### WORK INSTRUCTIONS
Keep the pictures out of the copy and print all the entries below exactly.

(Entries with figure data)
▼

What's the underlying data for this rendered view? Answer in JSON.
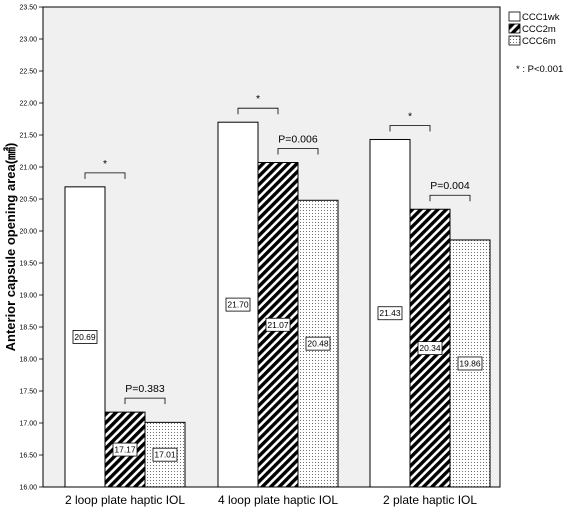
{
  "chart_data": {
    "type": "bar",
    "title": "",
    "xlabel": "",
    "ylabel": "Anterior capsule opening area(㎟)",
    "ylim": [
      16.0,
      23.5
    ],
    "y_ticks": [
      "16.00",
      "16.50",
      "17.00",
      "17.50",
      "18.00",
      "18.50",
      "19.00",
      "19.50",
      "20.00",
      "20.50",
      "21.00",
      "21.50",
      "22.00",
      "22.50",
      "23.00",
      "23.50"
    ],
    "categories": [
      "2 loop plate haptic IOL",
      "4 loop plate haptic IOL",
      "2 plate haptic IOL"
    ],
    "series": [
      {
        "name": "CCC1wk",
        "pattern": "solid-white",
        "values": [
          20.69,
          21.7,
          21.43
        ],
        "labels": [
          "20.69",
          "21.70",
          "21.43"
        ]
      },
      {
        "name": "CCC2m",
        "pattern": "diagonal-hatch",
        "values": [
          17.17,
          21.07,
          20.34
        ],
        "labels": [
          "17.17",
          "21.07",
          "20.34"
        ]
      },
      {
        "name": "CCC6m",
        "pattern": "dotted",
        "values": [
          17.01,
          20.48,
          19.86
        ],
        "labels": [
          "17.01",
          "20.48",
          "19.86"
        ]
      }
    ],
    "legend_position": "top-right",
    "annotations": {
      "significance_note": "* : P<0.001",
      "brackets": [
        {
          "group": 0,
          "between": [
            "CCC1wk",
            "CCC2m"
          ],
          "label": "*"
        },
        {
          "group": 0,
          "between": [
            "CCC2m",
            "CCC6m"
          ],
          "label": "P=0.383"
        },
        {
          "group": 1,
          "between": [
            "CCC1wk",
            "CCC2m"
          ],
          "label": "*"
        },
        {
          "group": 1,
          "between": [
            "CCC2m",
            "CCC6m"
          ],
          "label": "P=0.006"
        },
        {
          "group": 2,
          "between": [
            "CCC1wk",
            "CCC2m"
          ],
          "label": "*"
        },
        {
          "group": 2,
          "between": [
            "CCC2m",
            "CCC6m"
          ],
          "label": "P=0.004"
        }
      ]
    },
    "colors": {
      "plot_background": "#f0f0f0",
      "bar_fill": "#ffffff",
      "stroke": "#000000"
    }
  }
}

▲

### FINAL ANSWER
What's the underlying data for this rendered view? Answer in JSON.
{
  "chart_data": {
    "type": "bar",
    "title": "",
    "xlabel": "",
    "ylabel": "Anterior capsule opening area(㎟)",
    "ylim": [
      16.0,
      23.5
    ],
    "y_ticks": [
      "16.00",
      "16.50",
      "17.00",
      "17.50",
      "18.00",
      "18.50",
      "19.00",
      "19.50",
      "20.00",
      "20.50",
      "21.00",
      "21.50",
      "22.00",
      "22.50",
      "23.00",
      "23.50"
    ],
    "categories": [
      "2 loop plate haptic IOL",
      "4 loop plate haptic IOL",
      "2 plate haptic IOL"
    ],
    "series": [
      {
        "name": "CCC1wk",
        "pattern": "solid-white",
        "values": [
          20.69,
          21.7,
          21.43
        ],
        "labels": [
          "20.69",
          "21.70",
          "21.43"
        ]
      },
      {
        "name": "CCC2m",
        "pattern": "diagonal-hatch",
        "values": [
          17.17,
          21.07,
          20.34
        ],
        "labels": [
          "17.17",
          "21.07",
          "20.34"
        ]
      },
      {
        "name": "CCC6m",
        "pattern": "dotted",
        "values": [
          17.01,
          20.48,
          19.86
        ],
        "labels": [
          "17.01",
          "20.48",
          "19.86"
        ]
      }
    ],
    "legend_position": "top-right",
    "annotations": {
      "significance_note": "* : P<0.001",
      "brackets": [
        {
          "group": 0,
          "between": [
            "CCC1wk",
            "CCC2m"
          ],
          "label": "*"
        },
        {
          "group": 0,
          "between": [
            "CCC2m",
            "CCC6m"
          ],
          "label": "P=0.383"
        },
        {
          "group": 1,
          "between": [
            "CCC1wk",
            "CCC2m"
          ],
          "label": "*"
        },
        {
          "group": 1,
          "between": [
            "CCC2m",
            "CCC6m"
          ],
          "label": "P=0.006"
        },
        {
          "group": 2,
          "between": [
            "CCC1wk",
            "CCC2m"
          ],
          "label": "*"
        },
        {
          "group": 2,
          "between": [
            "CCC2m",
            "CCC6m"
          ],
          "label": "P=0.004"
        }
      ]
    },
    "colors": {
      "plot_background": "#f0f0f0",
      "bar_fill": "#ffffff",
      "stroke": "#000000"
    }
  }
}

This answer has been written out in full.